Whenever a line in the data below includes the string "nerna", copy it out.

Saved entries
——
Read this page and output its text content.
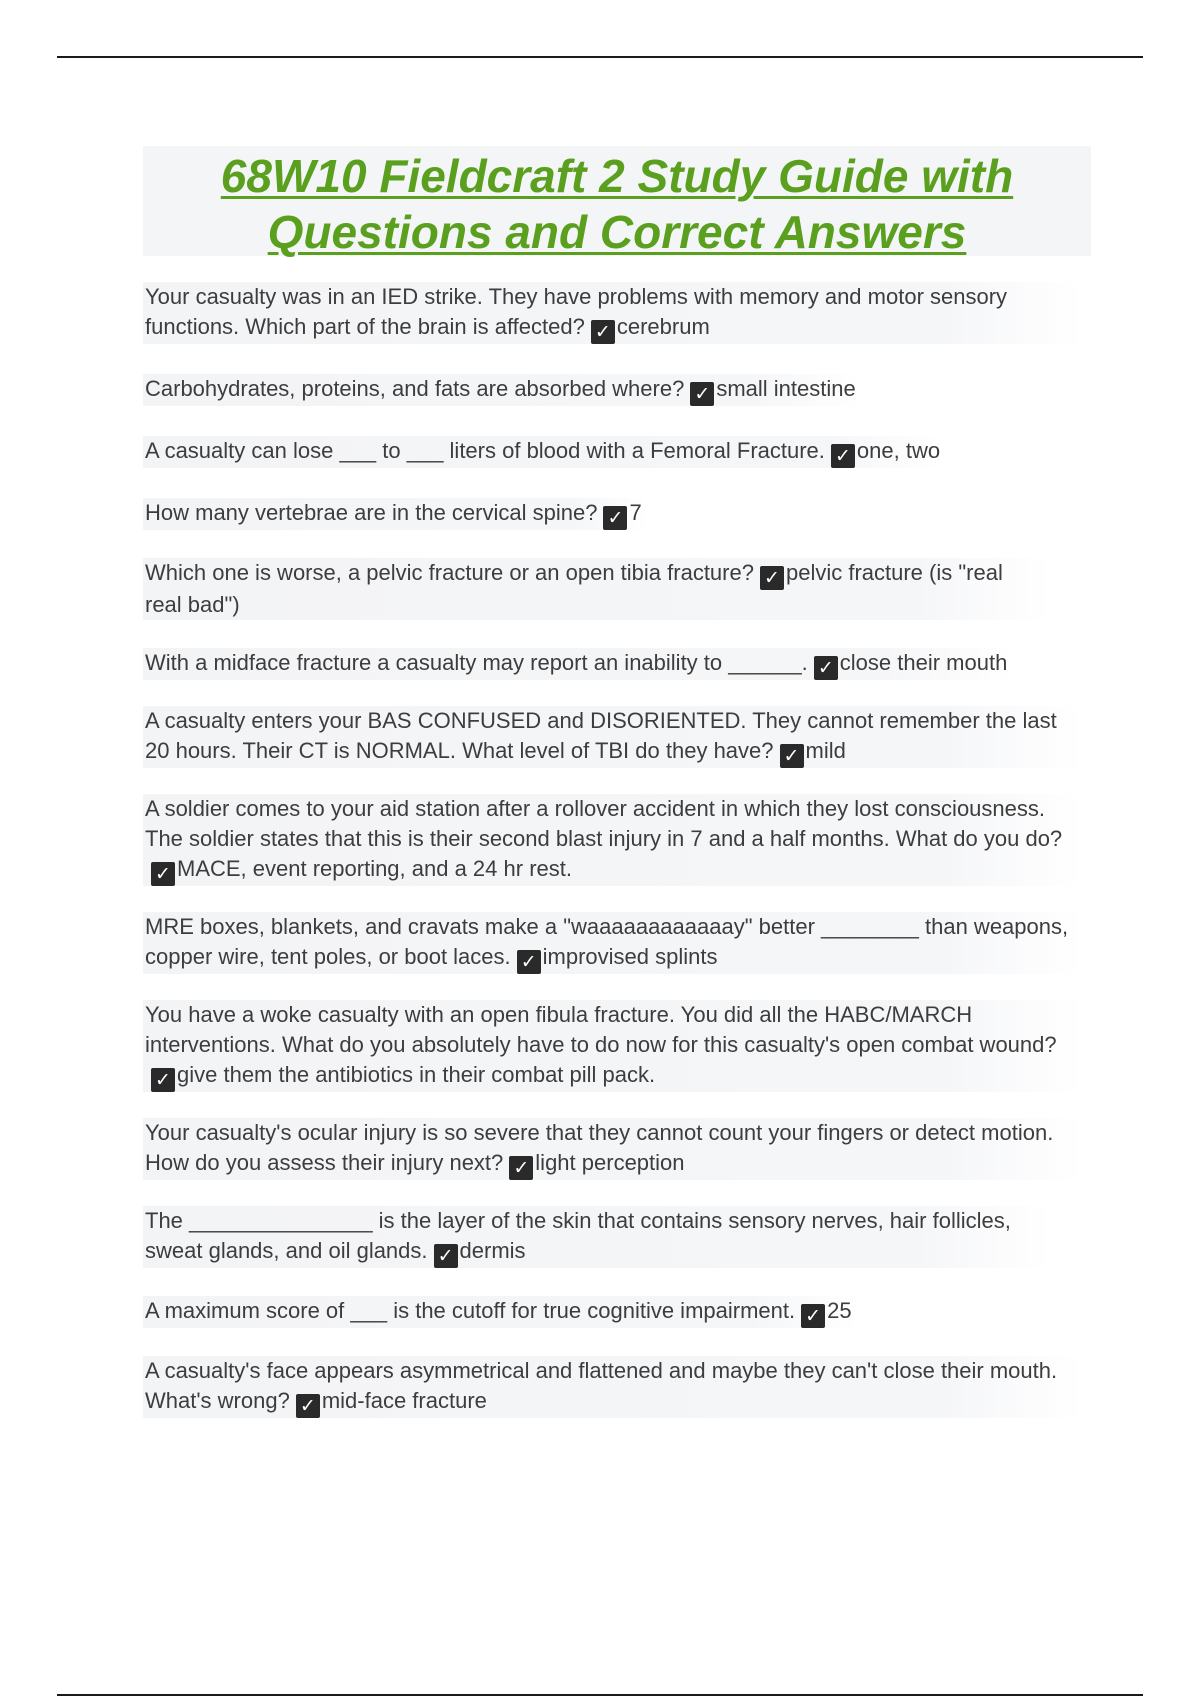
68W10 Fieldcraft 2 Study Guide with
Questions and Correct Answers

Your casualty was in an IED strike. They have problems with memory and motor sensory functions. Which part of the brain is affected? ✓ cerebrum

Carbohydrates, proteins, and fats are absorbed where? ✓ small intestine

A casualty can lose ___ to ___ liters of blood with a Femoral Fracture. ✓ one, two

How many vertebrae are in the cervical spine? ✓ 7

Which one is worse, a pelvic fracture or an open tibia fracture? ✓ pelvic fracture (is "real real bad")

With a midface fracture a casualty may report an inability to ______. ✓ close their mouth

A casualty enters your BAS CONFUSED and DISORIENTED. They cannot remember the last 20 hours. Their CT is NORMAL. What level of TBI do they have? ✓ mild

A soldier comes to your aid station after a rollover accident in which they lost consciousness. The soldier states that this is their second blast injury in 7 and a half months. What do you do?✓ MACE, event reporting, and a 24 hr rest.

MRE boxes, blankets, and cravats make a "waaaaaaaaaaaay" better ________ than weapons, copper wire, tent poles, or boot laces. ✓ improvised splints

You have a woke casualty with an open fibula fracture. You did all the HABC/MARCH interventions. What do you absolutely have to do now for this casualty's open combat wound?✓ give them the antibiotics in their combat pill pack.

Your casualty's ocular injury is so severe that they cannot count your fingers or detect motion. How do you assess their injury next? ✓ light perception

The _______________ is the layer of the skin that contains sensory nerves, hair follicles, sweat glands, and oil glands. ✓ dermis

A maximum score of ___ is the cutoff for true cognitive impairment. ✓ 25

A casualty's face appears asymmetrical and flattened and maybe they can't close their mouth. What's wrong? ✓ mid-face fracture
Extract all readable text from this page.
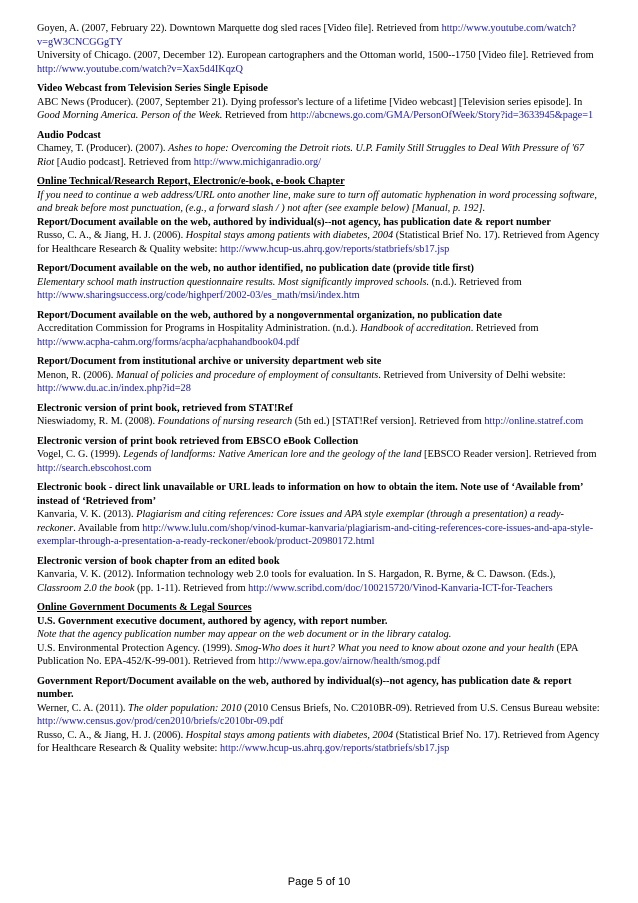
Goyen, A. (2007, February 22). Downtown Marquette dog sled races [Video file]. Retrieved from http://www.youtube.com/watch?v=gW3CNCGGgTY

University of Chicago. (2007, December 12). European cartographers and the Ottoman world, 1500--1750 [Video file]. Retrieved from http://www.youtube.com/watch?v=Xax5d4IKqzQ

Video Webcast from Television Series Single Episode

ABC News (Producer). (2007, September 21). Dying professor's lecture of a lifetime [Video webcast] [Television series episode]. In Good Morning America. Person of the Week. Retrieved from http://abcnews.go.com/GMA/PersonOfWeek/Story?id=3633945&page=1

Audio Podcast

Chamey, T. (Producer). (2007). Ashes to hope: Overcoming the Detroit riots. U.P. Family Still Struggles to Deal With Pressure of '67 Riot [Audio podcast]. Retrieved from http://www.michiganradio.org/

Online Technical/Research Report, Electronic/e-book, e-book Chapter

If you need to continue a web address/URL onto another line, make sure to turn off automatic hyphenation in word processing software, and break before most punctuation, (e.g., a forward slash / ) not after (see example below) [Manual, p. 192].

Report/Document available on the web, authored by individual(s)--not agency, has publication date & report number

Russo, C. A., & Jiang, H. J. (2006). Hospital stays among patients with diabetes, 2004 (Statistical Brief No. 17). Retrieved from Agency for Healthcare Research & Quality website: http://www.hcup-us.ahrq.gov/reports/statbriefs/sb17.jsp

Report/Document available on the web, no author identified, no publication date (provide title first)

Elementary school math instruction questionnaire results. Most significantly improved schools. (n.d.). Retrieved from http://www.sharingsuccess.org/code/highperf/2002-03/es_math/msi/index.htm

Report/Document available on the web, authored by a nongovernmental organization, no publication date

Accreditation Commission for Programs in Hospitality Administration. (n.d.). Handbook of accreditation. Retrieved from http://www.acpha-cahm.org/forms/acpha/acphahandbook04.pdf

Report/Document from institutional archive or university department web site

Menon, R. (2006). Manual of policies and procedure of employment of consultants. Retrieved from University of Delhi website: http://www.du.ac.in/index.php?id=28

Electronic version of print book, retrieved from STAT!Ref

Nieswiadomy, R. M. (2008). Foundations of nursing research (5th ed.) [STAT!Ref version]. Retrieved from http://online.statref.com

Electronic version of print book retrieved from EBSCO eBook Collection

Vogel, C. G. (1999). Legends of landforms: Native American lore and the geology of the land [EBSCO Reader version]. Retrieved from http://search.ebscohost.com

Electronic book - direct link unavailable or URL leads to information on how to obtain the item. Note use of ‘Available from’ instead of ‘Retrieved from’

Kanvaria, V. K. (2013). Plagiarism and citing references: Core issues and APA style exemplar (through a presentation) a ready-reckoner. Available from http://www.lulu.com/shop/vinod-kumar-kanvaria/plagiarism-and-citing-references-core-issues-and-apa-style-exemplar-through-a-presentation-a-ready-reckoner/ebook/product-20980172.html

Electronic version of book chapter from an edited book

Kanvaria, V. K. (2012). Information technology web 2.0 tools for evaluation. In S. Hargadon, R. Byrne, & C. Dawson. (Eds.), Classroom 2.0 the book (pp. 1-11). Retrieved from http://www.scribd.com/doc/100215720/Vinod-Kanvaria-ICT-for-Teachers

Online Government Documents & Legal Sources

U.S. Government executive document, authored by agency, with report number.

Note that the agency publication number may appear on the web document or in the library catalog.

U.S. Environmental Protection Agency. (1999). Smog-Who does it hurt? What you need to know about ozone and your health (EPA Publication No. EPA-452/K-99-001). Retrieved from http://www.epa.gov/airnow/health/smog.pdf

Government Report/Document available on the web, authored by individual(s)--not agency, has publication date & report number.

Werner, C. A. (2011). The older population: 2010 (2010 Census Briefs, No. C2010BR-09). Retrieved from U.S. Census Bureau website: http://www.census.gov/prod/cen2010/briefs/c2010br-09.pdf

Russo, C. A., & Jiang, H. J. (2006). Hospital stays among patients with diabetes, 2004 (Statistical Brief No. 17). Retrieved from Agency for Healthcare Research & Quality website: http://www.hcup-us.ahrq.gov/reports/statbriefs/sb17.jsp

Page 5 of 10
——
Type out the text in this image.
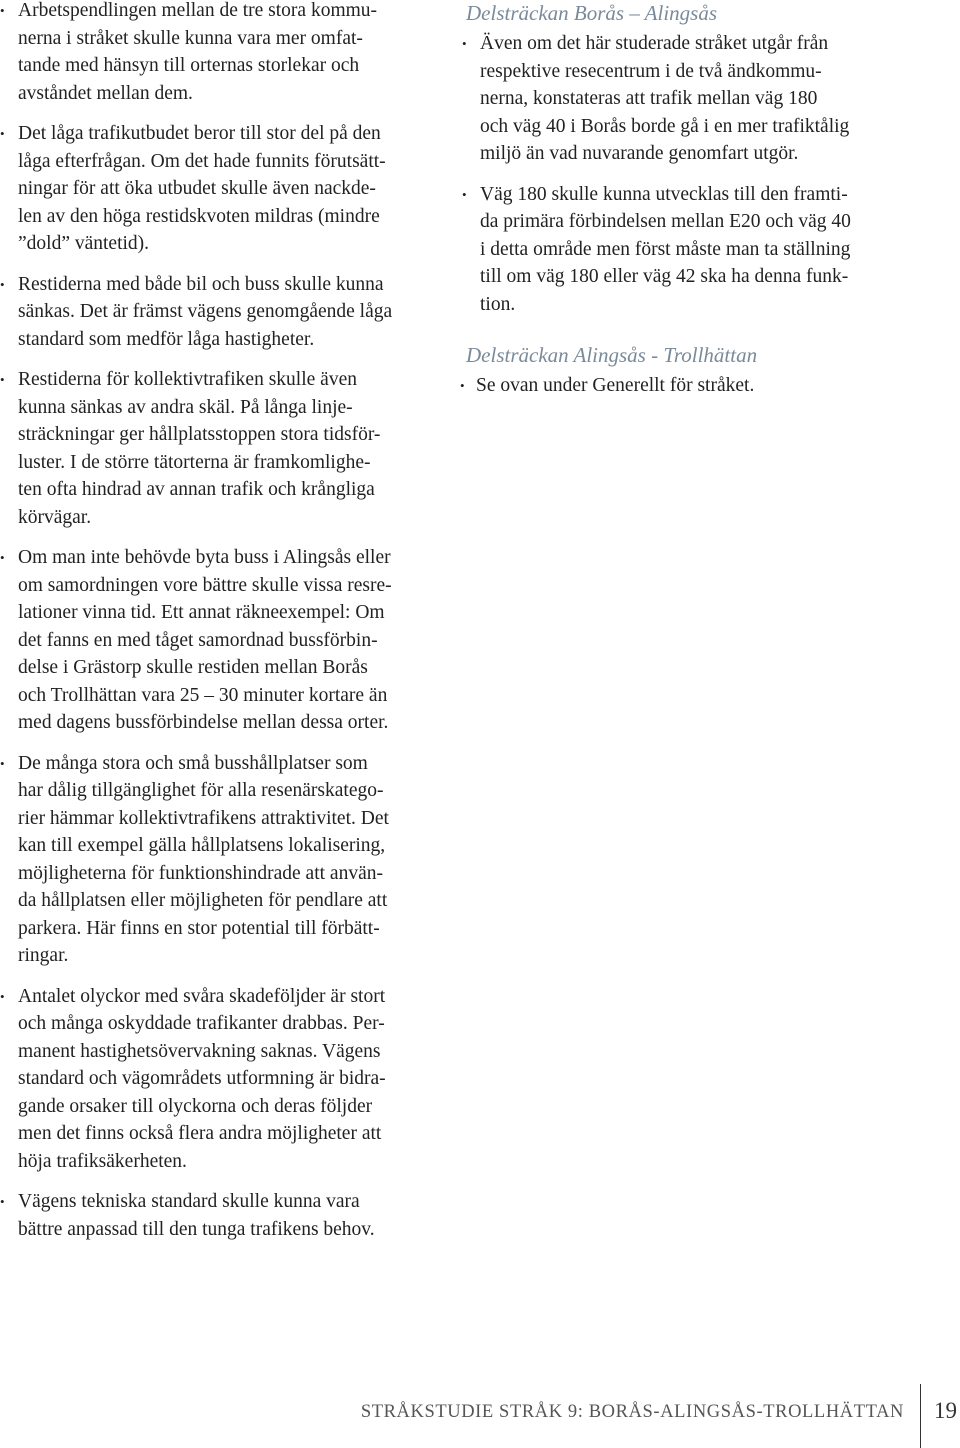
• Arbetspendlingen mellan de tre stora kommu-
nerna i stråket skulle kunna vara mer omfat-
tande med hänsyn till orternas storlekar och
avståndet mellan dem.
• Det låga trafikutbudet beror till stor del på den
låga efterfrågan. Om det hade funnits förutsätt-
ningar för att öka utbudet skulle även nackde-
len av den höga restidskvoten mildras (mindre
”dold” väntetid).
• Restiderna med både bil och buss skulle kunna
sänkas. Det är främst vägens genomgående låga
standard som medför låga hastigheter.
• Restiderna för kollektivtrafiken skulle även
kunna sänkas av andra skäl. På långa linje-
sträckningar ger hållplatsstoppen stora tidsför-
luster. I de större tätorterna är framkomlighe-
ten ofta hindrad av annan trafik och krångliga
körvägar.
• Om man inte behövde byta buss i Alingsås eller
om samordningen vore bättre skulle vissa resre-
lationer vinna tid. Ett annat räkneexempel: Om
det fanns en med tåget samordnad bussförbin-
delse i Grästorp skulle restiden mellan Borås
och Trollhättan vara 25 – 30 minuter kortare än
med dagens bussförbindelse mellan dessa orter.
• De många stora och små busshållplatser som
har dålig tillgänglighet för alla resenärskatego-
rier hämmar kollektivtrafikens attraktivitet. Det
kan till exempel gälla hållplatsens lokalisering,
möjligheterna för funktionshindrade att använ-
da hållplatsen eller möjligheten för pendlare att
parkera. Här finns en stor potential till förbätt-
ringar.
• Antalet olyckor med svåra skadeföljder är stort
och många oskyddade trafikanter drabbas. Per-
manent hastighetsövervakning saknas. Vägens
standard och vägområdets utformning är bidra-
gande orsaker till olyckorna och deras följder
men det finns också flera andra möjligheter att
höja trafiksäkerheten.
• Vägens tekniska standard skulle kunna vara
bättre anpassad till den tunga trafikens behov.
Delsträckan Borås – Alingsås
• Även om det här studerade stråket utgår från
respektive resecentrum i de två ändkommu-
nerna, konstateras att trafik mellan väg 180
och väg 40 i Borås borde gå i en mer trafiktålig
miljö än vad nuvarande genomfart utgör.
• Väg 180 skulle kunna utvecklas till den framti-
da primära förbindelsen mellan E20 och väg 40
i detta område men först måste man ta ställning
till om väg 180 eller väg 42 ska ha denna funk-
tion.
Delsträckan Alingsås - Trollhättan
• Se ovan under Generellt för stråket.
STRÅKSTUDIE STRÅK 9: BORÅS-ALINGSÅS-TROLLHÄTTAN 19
——
Result:
nerna i stråket skulle kunna vara mer omfat-
nerna, konstateras att trafik mellan väg 180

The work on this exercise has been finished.